§ **Page text**:
* * * * * * * * *

Covid-19 is shining yet another spotlight on American systemic racism as African Americans face higher rates of death from coronavirus, as well as policing in the form of social distancing patrols, which are often racially disparate, inequitable, and aggressive.
A majority of businesses have reduced operations or closed, but the NYPD has not slowed operations at all during the pandemic. Even in the midst of a historic crisis, the police oppression of Black and Brown communities perseveres.
Earlier this week in New York City’s East Village, the violent arrest of a Black man allegedly defying social distancing orders was captured on camera by a witness. This was one of three arrests in the area that day by unmasked officers breaking the very social distancing rules they were ostensibly enforcing. All of these arrests have been condemned by the Legal Aid Society which is asking the NYPD to reconsider their selective social distancing enforcement. The NYPD is currently investigating the incident.
In Philadelphia last month, mask requirements on public transportation led to the accosting of a Black bus rider by eight or nine police officers who then forced him off the bus instead of handing him a mask as they have been doing for white people gathering in crowded public parks in blatant disregard of social distancing policies. Armed, white anti-lockdown protesters across the country have gathered in defiance of social distancing orders without any reports of aggressive policing, while Black and Brown Americans face pepper spray, harassment, and arrest for failing to adhere to social distancing measures.
Black Americans are more likely to use public transit and hold essential jobs, meaning that Black people have to be out in public more and are forced to involuntarily serve on the frontlines of the COVID-19 public health crisis.

* * * * * * * * *

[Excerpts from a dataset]

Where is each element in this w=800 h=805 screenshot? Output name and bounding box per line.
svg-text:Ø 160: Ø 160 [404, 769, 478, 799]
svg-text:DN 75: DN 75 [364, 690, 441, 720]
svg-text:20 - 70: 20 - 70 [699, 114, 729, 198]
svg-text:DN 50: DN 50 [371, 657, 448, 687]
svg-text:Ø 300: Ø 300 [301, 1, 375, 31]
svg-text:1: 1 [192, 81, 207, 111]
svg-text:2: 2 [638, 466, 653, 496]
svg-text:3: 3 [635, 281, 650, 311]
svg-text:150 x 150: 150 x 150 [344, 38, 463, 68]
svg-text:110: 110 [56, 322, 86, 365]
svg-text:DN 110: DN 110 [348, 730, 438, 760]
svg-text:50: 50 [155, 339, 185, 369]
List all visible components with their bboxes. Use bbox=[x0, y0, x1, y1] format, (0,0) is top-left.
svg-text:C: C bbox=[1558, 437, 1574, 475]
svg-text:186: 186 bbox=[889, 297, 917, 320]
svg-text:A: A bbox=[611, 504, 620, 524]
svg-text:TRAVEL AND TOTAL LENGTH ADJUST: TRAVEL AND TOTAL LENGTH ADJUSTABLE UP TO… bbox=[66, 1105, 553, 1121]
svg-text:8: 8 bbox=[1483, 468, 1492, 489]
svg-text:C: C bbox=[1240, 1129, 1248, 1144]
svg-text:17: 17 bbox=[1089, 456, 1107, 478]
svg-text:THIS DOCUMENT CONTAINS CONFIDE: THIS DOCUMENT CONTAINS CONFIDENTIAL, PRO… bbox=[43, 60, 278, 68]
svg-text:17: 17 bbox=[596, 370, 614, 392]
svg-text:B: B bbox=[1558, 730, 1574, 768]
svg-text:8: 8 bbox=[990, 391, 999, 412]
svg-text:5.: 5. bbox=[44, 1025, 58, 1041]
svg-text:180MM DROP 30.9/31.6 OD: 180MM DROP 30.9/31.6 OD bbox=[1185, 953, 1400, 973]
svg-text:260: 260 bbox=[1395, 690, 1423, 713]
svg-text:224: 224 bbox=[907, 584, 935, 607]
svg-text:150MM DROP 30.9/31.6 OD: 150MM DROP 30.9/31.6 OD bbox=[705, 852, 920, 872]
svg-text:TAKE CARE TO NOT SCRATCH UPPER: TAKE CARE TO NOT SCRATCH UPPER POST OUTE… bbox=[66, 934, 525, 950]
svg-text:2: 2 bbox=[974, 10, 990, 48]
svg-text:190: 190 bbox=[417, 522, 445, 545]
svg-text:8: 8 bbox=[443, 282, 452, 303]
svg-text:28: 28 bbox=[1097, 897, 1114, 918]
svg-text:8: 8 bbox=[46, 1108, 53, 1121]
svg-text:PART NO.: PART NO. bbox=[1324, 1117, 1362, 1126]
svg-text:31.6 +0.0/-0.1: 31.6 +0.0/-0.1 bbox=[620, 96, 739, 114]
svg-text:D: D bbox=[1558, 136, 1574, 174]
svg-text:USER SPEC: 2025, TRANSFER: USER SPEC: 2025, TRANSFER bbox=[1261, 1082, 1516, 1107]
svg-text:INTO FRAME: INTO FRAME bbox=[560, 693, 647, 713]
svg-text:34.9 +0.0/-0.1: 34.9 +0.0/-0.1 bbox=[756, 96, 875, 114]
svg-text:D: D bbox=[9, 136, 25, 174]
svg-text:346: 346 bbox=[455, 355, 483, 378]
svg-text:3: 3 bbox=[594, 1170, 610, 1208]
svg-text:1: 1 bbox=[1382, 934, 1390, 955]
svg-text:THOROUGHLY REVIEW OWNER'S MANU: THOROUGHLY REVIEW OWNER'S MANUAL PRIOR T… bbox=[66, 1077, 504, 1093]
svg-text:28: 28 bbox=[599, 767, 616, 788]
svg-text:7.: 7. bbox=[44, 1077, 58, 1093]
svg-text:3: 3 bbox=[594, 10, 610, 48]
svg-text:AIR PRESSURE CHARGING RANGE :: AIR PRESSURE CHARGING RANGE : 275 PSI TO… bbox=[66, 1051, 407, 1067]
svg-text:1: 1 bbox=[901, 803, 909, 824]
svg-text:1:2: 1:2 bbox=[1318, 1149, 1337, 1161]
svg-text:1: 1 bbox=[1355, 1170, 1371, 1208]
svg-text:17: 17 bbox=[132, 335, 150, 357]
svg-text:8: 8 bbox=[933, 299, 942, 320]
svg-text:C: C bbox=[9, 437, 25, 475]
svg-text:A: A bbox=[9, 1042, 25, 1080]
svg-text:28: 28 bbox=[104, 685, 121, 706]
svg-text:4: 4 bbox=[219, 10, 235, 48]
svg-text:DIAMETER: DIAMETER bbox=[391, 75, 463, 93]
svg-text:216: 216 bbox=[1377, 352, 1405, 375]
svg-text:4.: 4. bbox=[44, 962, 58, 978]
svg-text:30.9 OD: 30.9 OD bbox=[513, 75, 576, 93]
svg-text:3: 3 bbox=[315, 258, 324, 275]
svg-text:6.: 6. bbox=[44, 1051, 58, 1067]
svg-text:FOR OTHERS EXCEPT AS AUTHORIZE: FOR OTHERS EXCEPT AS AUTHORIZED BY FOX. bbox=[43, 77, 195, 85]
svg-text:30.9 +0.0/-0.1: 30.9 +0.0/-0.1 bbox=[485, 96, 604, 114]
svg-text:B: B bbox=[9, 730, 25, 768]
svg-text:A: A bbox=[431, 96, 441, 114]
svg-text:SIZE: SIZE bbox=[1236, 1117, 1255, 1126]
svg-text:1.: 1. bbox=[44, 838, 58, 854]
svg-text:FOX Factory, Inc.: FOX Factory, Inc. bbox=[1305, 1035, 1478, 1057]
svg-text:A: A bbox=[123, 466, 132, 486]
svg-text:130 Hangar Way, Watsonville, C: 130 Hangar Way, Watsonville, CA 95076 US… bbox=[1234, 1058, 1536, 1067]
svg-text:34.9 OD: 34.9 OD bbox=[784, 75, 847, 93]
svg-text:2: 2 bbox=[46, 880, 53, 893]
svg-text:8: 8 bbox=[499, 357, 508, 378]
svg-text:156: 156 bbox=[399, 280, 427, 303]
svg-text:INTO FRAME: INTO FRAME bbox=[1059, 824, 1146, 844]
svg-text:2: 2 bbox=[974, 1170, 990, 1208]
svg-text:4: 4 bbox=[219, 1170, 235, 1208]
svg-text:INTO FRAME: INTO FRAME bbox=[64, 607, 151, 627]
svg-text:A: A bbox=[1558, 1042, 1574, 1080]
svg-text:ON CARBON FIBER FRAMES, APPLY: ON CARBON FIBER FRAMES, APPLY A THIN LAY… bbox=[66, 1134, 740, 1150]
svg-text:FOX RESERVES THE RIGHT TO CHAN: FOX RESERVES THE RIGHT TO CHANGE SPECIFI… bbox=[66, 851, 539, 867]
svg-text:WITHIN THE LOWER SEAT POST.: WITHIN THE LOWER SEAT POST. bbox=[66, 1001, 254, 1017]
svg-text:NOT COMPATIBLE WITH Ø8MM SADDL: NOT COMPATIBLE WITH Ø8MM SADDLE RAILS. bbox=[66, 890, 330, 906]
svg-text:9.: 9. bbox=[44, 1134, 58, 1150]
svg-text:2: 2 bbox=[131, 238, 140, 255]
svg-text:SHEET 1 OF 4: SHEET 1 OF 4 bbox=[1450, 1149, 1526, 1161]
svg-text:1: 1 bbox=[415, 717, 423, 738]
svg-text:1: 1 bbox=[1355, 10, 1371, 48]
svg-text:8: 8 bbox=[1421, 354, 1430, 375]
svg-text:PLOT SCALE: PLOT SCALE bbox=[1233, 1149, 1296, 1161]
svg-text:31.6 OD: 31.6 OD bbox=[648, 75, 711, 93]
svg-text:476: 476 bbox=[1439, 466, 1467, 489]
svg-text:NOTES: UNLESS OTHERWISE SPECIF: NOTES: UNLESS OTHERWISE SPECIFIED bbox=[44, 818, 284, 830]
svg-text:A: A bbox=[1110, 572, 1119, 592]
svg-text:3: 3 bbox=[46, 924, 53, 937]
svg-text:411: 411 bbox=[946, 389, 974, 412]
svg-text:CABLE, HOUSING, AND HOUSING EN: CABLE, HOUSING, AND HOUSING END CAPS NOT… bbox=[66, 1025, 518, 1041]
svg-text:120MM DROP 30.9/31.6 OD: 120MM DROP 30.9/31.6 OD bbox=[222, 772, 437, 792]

* * * * * * * * *

§ **Tasks to complete**:
1. In the article on Covid-19 policing, translate this sentence into Spanish: "A majority of businesses have reduced operations or closed, but the NYPD has not slowed operations at all during the pandemic."
2. Decide whether each statement agrees with the article on Covid-19 policing. Answer yes or no, and quote the words that settle it.
(a) The East Village arrest was one of several arrests in that area on the same day.
(b) The Legal Aid Society approved of the arrests.
(c) Police in Philadelphia gave the Black bus rider a mask.
3. Rewrite as a bulleted list the paragraph of the article on Covid-19 policing that begins "Earlier this week in New York City’s East Village." Keep its main facts.

§ **Outputs in order**:
1. La mayoría de los negocios han reducido sus operaciones o han cerrado, pero el NYPD no ha ralentizado en absoluto sus operaciones durante la pandemia.

2.
(a) Yes: "This was one of three arrests in the area that day"
(b) No: "All of these arrests have been condemned by the Legal Aid Society"
(c) No: "forced him off the bus instead of handing him a mask"

3.
- Earlier this week, a witness filmed the violent arrest of a Black man in New York City's East Village. The man was allegedly defying social distancing orders.
- It was one of three arrests in the area that day. The officers who made them were unmasked and were breaking the social distancing rules they claimed to be enforcing.
- The Legal Aid Society condemned all of these arrests. It is asking the NYPD to reconsider its selective enforcement of social distancing.
- The NYPD is investigating the incident.